Given request ▸ Find every line with the word "this". Copy those lines.

Given data ▸

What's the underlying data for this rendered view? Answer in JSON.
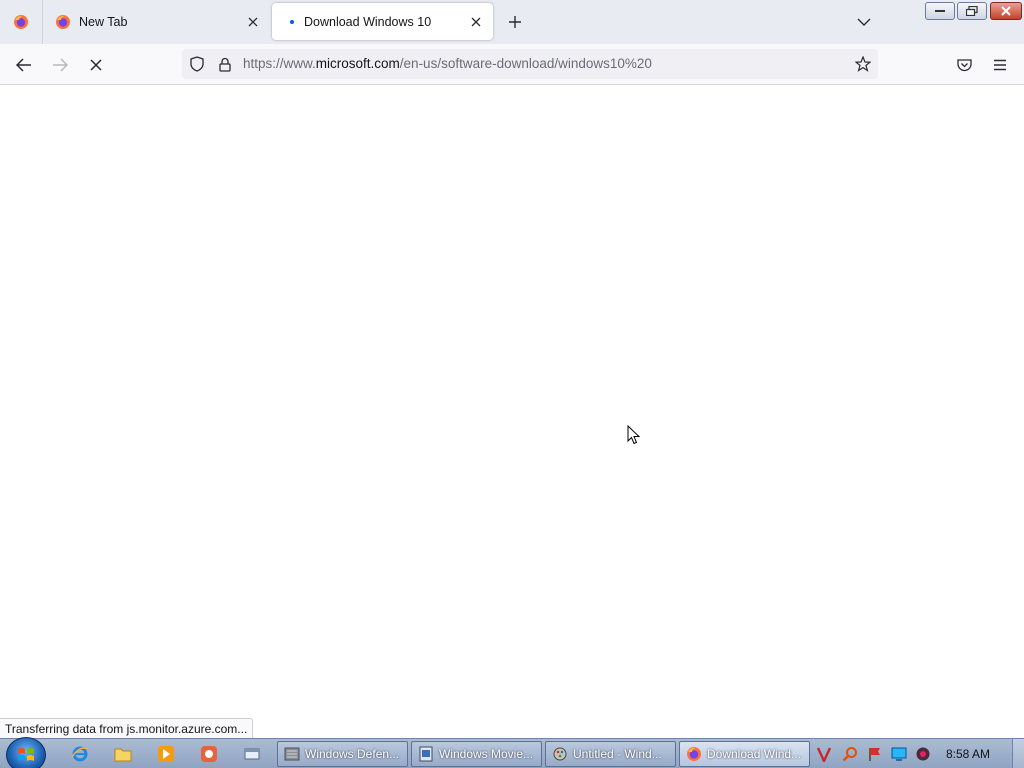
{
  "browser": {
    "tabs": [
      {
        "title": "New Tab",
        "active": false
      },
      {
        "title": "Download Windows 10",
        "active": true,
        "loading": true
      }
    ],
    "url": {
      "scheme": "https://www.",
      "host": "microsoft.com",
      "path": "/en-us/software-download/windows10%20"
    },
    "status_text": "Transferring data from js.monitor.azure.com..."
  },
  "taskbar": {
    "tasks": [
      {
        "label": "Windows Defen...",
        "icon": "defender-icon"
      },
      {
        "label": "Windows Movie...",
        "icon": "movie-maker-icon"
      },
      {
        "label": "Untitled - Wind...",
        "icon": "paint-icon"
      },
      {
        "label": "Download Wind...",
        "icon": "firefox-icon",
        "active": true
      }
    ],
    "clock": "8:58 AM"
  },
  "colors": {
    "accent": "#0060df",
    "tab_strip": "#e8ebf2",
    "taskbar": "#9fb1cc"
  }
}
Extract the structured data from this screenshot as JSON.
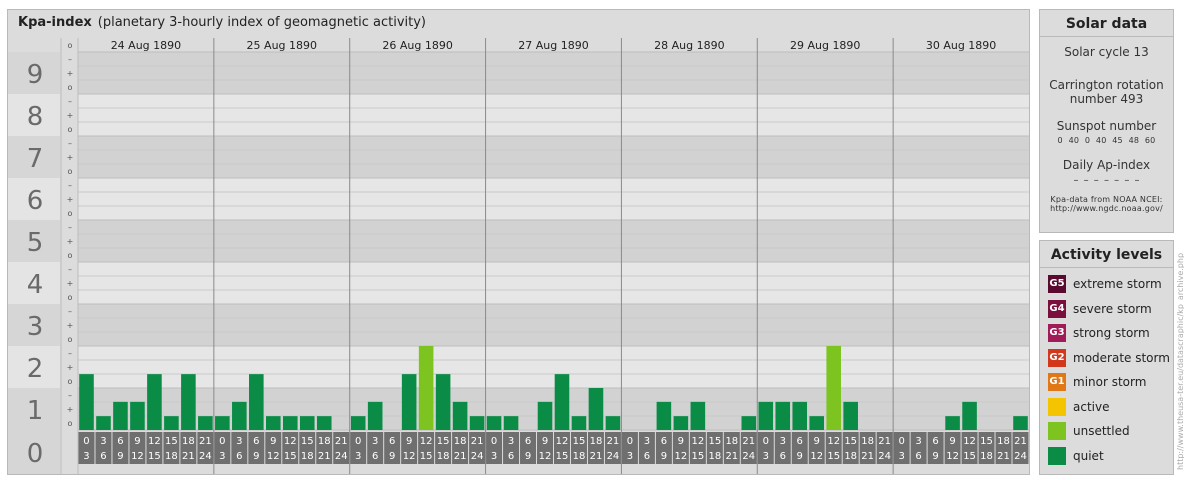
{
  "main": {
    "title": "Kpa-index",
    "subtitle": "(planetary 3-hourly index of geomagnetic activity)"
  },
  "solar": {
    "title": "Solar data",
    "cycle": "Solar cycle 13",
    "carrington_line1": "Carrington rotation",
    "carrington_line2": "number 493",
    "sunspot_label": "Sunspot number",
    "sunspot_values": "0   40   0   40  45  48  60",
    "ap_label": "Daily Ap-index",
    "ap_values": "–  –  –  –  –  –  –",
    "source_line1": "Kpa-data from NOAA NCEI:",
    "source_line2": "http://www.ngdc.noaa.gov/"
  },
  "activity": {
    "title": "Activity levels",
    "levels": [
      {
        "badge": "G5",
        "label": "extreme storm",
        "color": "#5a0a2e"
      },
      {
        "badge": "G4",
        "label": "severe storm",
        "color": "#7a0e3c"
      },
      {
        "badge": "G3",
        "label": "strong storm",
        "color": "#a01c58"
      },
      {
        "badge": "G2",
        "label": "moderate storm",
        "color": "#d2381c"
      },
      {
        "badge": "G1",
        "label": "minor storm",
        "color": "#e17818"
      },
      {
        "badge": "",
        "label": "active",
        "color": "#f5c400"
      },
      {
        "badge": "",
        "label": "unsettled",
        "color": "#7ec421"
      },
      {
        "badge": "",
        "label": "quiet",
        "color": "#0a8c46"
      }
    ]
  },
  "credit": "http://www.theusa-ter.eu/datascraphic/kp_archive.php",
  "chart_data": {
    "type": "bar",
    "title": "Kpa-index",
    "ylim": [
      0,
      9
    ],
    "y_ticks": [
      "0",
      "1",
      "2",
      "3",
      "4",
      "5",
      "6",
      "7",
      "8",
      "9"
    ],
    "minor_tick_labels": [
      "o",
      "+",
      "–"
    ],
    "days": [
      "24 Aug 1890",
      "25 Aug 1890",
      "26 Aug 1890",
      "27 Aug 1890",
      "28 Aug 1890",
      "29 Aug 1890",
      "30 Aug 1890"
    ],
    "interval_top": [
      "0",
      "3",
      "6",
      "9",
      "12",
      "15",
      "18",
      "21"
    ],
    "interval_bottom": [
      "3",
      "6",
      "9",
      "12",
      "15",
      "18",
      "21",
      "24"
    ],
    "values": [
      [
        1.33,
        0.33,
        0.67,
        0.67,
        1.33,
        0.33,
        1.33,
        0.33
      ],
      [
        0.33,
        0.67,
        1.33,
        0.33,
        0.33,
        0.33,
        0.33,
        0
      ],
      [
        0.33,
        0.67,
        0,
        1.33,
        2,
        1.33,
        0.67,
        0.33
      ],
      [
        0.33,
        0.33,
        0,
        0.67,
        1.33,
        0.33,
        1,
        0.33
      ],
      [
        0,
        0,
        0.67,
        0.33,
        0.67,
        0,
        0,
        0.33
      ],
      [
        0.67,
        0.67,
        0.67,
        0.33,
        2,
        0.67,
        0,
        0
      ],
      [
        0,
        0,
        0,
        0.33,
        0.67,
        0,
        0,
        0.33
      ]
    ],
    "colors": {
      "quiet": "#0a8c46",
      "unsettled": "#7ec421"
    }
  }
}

Exercise result ▸
What's the underlying data for this rendered view? Answer in JSON.
Extract the structured data from this screenshot as JSON.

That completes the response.